What you should do: Return each line that holds the word "Four".

Provided data:
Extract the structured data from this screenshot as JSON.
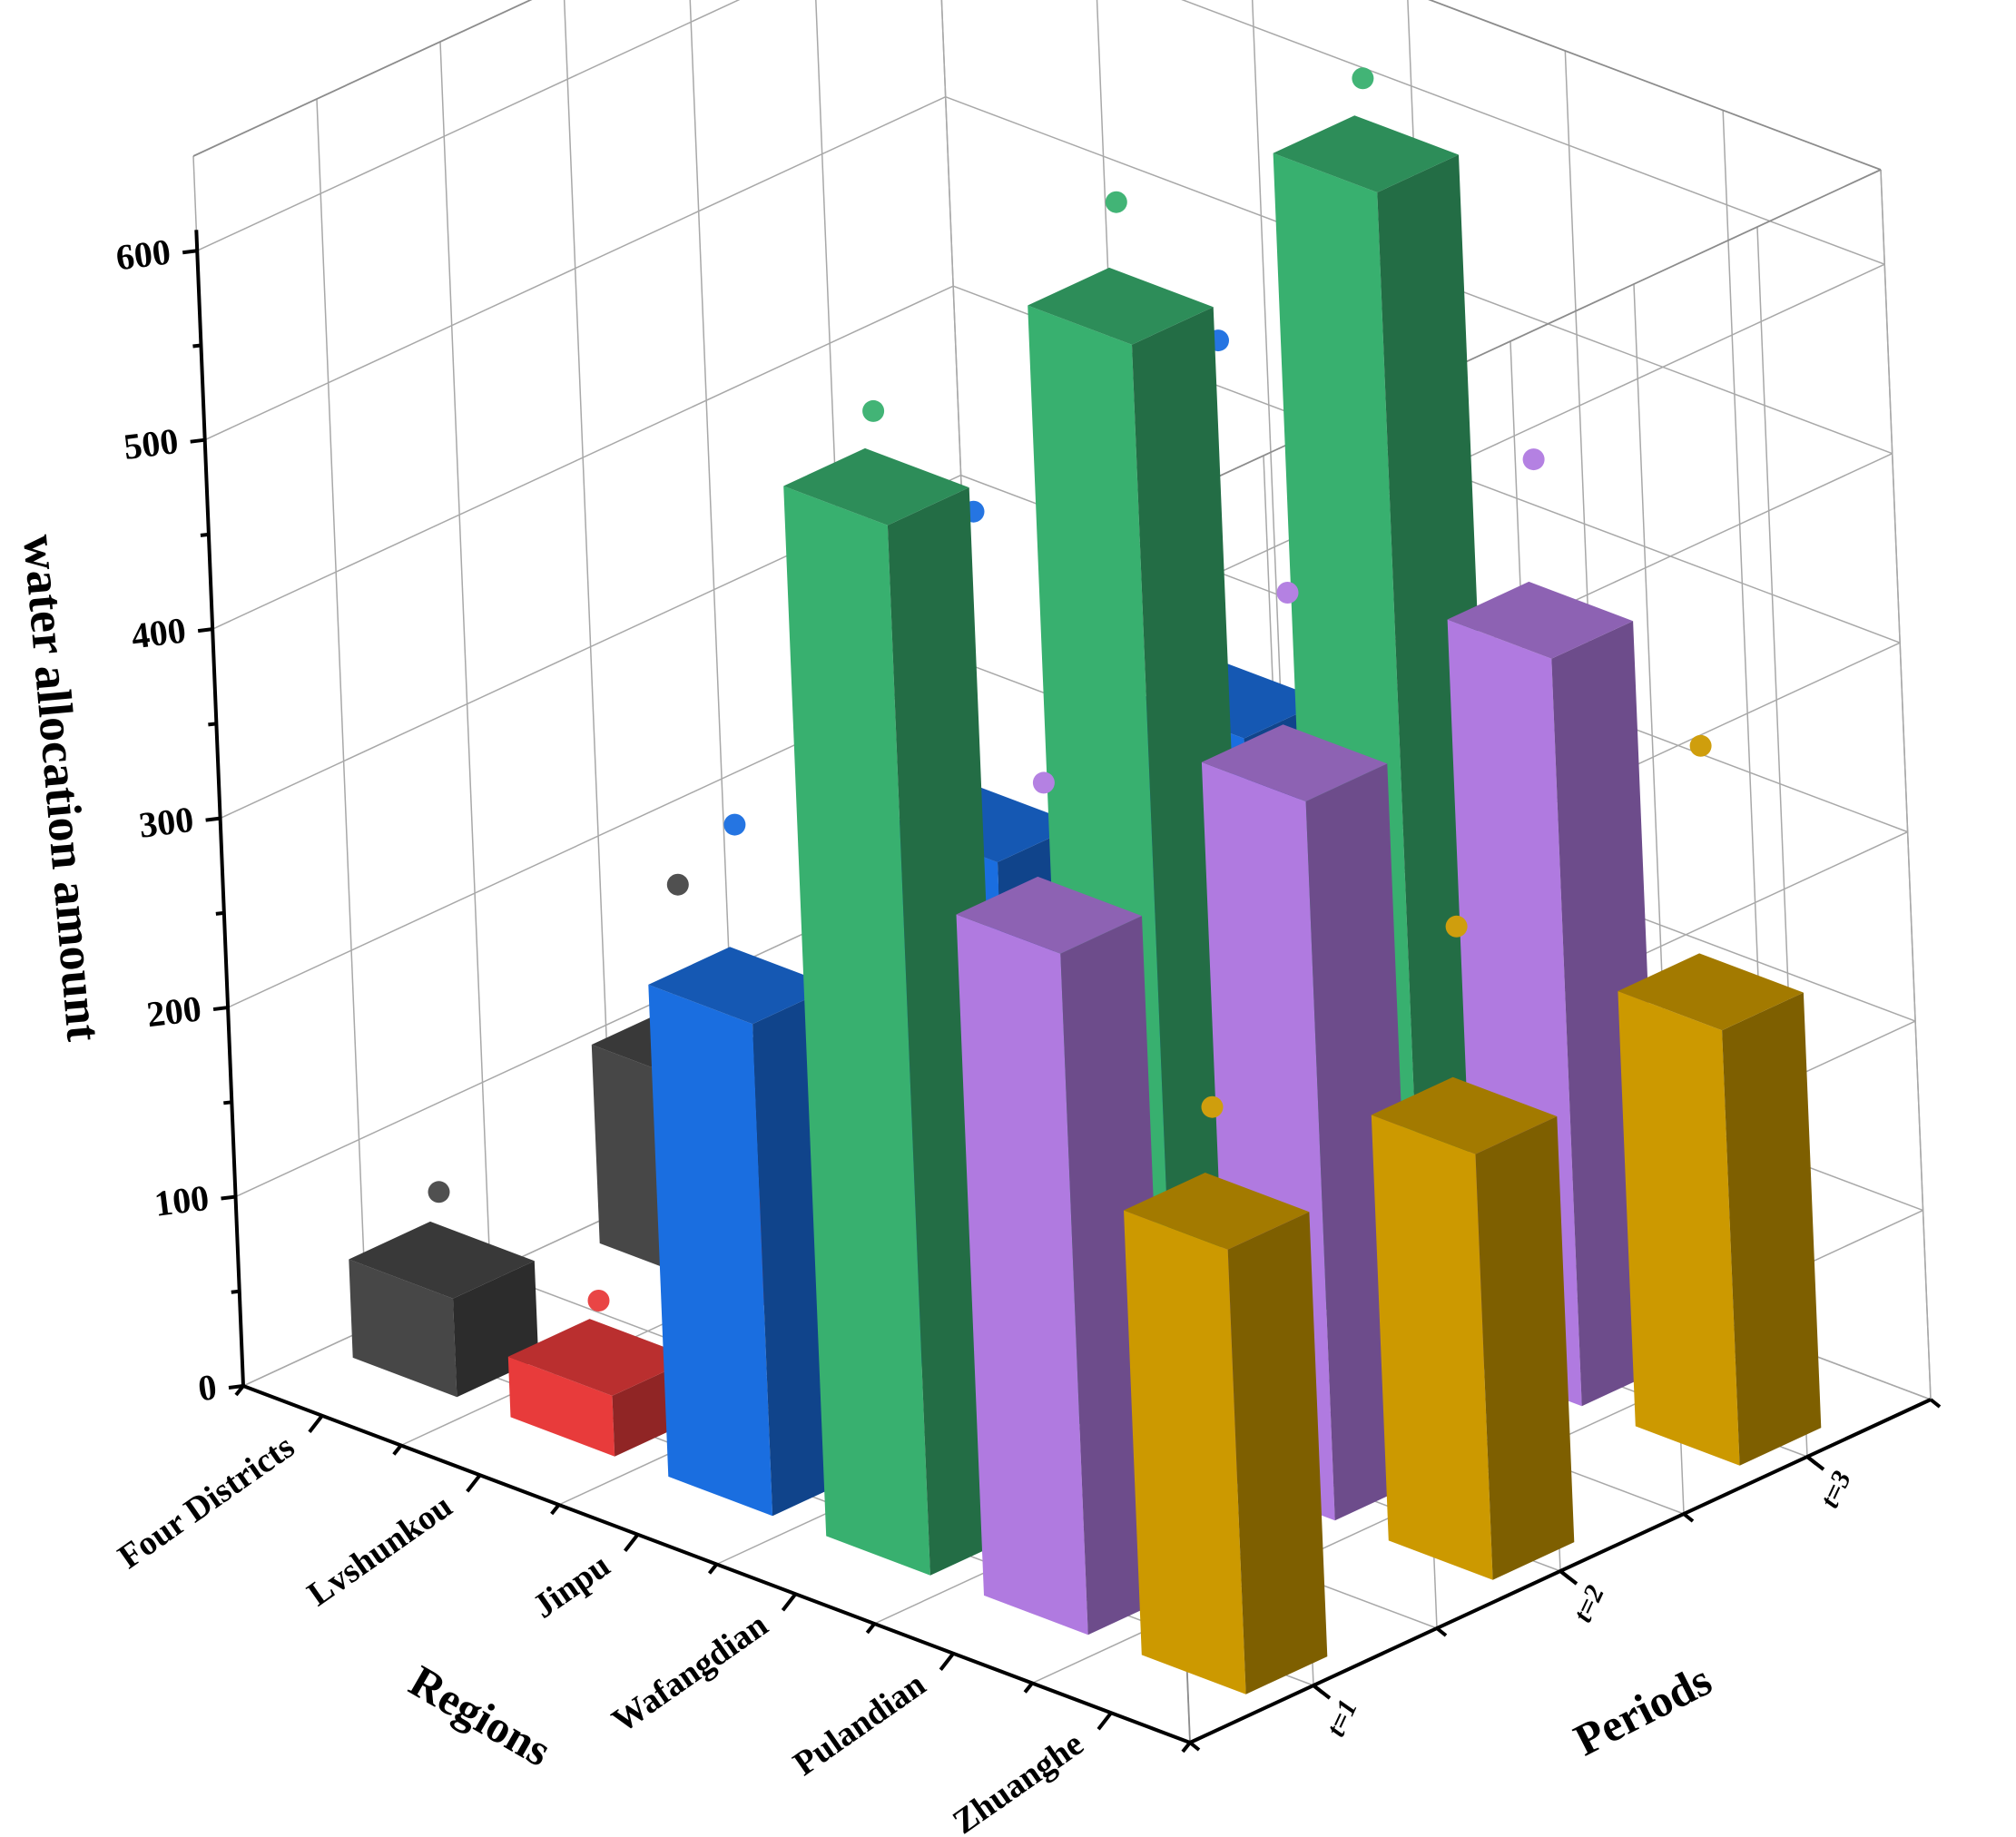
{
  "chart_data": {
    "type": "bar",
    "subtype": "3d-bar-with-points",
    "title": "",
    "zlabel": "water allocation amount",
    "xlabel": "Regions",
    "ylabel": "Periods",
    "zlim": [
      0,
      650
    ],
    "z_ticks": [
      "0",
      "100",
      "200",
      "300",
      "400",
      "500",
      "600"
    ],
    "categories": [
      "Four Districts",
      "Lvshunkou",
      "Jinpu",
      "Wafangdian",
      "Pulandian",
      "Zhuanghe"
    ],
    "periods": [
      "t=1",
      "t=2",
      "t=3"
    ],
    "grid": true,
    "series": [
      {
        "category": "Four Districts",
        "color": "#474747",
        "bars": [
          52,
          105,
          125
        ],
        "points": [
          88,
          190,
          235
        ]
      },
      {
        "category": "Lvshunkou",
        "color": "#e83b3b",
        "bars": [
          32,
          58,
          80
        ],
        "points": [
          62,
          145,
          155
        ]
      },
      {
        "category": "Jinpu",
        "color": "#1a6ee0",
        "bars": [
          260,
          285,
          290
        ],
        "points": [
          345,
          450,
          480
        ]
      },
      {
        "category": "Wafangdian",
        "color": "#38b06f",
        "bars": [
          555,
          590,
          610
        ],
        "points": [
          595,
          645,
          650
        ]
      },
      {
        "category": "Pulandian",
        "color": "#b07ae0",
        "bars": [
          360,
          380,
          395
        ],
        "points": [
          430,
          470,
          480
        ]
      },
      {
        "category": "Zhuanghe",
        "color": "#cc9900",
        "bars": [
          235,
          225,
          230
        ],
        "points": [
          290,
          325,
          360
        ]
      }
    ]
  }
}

--

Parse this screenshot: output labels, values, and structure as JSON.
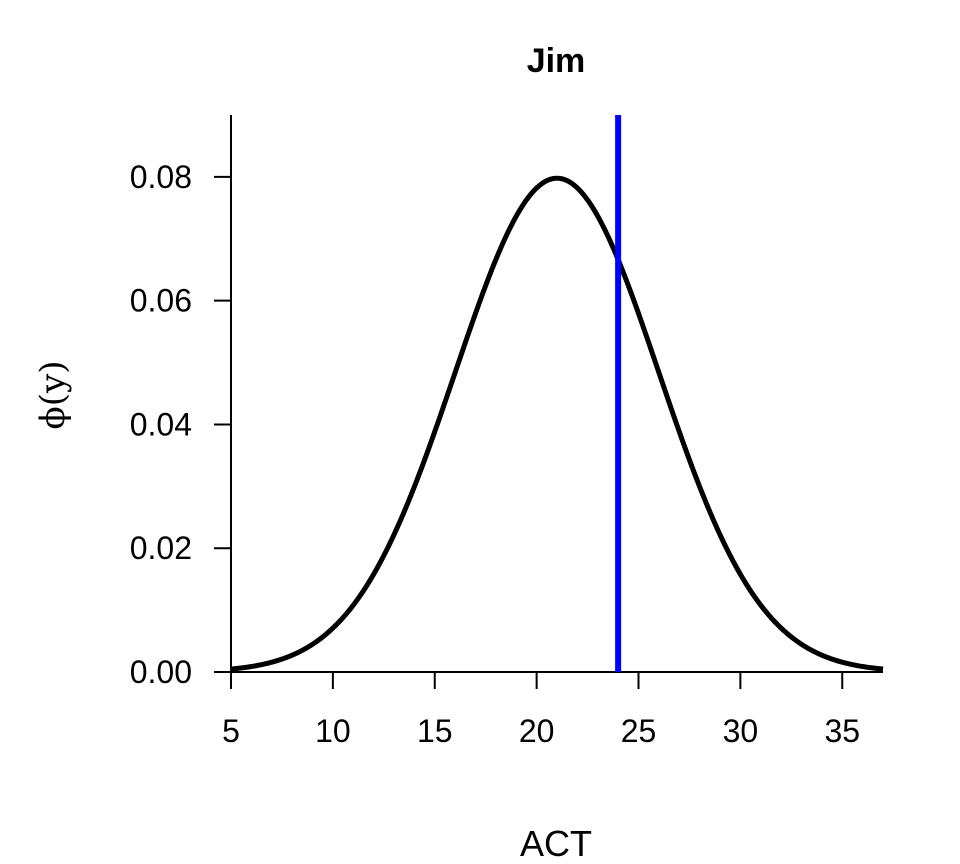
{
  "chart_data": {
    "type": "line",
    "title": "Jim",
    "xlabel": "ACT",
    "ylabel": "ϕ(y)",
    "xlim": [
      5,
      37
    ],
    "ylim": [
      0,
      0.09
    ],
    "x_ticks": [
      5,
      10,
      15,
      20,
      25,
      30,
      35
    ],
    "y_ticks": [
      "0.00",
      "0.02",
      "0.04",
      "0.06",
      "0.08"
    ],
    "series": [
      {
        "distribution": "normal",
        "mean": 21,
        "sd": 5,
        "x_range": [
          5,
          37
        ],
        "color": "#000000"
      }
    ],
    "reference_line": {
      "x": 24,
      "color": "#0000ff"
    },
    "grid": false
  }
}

Task answer:
      "Four Districts",
        "category": "Four Districts",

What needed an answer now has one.